→ YOUR OBJECTIVE
Out of the lines below, please list those that hold the string "black".

→ STORED RECORDS

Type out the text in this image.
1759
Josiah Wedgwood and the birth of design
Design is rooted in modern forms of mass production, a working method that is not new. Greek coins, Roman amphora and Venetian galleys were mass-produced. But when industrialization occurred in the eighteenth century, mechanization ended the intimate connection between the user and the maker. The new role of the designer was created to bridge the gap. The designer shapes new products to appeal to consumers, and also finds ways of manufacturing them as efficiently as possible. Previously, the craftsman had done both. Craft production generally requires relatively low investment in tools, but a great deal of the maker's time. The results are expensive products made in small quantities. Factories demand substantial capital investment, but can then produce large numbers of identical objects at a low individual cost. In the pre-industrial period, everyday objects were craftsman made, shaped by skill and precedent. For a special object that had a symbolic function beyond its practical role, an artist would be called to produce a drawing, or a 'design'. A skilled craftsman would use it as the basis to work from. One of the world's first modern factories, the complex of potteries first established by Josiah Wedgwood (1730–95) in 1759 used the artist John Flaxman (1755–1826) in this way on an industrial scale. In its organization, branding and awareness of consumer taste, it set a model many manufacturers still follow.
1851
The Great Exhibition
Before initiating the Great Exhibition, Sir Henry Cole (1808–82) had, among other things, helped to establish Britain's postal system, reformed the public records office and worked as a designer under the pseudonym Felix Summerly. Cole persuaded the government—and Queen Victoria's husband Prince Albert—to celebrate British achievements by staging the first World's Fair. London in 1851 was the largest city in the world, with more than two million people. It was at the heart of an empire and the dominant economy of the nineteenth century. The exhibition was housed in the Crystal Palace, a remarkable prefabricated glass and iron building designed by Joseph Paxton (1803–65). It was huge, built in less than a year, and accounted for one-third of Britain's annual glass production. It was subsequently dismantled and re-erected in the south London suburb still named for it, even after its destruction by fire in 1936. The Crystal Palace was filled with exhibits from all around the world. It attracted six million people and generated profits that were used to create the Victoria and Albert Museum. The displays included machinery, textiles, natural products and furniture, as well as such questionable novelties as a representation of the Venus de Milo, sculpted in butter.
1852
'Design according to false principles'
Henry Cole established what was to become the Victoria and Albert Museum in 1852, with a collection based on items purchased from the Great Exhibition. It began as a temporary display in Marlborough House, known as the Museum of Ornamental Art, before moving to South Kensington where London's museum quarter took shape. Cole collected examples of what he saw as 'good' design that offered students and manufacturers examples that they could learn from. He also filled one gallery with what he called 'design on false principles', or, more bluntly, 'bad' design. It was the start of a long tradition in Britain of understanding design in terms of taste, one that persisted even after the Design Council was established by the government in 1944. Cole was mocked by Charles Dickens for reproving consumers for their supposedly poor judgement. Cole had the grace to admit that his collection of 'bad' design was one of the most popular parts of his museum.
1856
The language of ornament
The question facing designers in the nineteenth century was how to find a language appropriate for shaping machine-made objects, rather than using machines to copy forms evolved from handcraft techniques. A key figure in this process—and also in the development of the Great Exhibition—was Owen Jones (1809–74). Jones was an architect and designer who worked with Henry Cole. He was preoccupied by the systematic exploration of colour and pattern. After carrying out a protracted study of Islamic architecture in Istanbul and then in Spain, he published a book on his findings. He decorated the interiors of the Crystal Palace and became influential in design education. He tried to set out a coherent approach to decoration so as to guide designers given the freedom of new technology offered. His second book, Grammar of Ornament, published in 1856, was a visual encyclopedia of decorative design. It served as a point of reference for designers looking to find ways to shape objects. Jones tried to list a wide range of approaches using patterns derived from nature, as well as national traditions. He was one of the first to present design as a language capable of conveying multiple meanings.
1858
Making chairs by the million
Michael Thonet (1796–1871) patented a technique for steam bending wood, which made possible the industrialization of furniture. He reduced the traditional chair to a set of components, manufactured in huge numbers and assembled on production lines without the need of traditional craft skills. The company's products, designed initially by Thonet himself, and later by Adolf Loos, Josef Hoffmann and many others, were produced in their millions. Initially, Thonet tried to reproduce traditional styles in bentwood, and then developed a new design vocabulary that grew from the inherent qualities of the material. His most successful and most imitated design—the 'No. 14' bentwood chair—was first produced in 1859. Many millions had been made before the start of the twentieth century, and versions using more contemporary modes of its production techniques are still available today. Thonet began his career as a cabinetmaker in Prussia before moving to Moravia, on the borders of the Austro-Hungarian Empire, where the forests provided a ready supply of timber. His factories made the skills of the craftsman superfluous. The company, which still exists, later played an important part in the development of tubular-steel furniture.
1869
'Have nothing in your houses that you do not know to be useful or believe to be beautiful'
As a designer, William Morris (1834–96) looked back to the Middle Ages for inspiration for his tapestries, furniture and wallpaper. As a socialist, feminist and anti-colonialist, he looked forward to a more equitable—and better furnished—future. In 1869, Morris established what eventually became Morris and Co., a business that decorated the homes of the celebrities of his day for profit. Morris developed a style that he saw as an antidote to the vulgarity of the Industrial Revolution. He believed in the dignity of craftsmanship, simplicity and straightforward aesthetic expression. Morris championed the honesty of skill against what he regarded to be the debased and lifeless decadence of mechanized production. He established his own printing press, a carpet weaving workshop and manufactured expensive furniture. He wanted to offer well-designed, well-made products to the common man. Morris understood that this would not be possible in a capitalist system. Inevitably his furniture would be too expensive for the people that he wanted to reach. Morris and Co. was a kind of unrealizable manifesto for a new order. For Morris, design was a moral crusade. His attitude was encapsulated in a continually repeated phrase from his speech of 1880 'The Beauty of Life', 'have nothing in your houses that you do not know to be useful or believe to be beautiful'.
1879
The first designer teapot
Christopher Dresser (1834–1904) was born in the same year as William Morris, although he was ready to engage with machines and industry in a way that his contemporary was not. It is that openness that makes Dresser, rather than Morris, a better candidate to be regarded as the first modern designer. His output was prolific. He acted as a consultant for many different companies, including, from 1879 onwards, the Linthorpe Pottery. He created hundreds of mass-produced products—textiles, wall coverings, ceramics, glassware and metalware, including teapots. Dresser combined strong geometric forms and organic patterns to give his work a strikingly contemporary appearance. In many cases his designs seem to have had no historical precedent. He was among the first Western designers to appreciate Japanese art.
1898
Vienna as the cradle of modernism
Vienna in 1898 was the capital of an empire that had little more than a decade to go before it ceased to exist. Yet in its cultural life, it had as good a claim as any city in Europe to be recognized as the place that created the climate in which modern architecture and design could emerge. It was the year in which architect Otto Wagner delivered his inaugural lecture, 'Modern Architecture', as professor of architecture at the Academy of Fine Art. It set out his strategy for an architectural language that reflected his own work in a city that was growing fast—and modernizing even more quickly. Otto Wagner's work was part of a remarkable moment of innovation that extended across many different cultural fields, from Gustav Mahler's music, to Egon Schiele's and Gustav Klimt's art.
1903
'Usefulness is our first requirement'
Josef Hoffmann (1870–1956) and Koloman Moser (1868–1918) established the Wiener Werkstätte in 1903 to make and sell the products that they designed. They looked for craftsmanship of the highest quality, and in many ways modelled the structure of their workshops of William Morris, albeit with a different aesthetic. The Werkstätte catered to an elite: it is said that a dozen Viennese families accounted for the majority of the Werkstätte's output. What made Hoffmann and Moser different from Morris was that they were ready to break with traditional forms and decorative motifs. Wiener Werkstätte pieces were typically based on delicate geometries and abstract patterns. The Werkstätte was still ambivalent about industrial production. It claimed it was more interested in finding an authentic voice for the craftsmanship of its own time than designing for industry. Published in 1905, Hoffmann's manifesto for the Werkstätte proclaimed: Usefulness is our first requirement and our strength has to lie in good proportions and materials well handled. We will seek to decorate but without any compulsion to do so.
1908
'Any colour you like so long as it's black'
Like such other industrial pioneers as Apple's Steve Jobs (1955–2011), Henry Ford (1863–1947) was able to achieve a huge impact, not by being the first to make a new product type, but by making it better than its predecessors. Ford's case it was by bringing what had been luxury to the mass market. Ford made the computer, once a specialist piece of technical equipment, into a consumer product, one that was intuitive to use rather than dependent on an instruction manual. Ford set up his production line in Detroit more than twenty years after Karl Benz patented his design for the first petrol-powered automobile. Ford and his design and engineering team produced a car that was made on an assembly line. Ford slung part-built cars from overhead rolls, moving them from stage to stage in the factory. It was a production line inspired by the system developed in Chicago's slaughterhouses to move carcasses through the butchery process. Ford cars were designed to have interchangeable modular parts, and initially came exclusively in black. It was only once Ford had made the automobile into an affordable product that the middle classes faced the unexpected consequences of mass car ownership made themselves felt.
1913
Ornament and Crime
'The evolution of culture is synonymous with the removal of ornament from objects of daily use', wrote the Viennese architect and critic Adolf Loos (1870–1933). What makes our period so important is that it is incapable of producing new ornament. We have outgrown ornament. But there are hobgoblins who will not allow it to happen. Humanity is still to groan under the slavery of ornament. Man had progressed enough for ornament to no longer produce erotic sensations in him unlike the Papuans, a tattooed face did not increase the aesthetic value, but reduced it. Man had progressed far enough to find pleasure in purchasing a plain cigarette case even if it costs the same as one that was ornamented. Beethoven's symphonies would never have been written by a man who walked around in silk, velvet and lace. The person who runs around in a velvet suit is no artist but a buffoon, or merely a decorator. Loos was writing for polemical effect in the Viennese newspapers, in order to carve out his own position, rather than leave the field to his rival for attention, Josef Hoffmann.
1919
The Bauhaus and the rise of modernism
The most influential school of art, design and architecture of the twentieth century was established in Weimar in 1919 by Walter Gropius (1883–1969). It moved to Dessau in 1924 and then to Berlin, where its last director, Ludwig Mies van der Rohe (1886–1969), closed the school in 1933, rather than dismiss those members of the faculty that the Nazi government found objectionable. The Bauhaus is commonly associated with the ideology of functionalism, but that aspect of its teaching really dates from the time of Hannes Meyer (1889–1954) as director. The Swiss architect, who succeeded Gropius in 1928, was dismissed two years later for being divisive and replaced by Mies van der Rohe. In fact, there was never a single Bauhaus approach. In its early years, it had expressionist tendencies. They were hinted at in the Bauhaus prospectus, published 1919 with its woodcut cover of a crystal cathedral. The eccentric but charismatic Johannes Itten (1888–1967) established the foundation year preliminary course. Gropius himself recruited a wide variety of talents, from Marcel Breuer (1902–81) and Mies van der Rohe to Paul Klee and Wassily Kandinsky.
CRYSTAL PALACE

→ WRITTEN SOLUTION
'Any colour you like so long as it's black'
Like such other industrial pioneers as Apple's Steve Jobs (1955–2011), Henry Ford (1863–1947) was able to achieve a huge impact, not by being the first to make a new product type, but by making it better than its predecessors. Ford's case it was by bringing what had been luxury to the mass market. Ford made the computer, once a specialist piece of technical equipment, into a consumer product, one that was intuitive to use rather than dependent on an instruction manual. Ford set up his production line in Detroit more than twenty years after Karl Benz patented his design for the first petrol-powered automobile. Ford and his design and engineering team produced a car that was made on an assembly line. Ford slung part-built cars from overhead rolls, moving them from stage to stage in the factory. It was a production line inspired by the system developed in Chicago's slaughterhouses to move carcasses through the butchery process. Ford cars were designed to have interchangeable modular parts, and initially came exclusively in black. It was only once Ford had made the automobile into an affordable product that the middle classes faced the unexpected consequences of mass car ownership made themselves felt.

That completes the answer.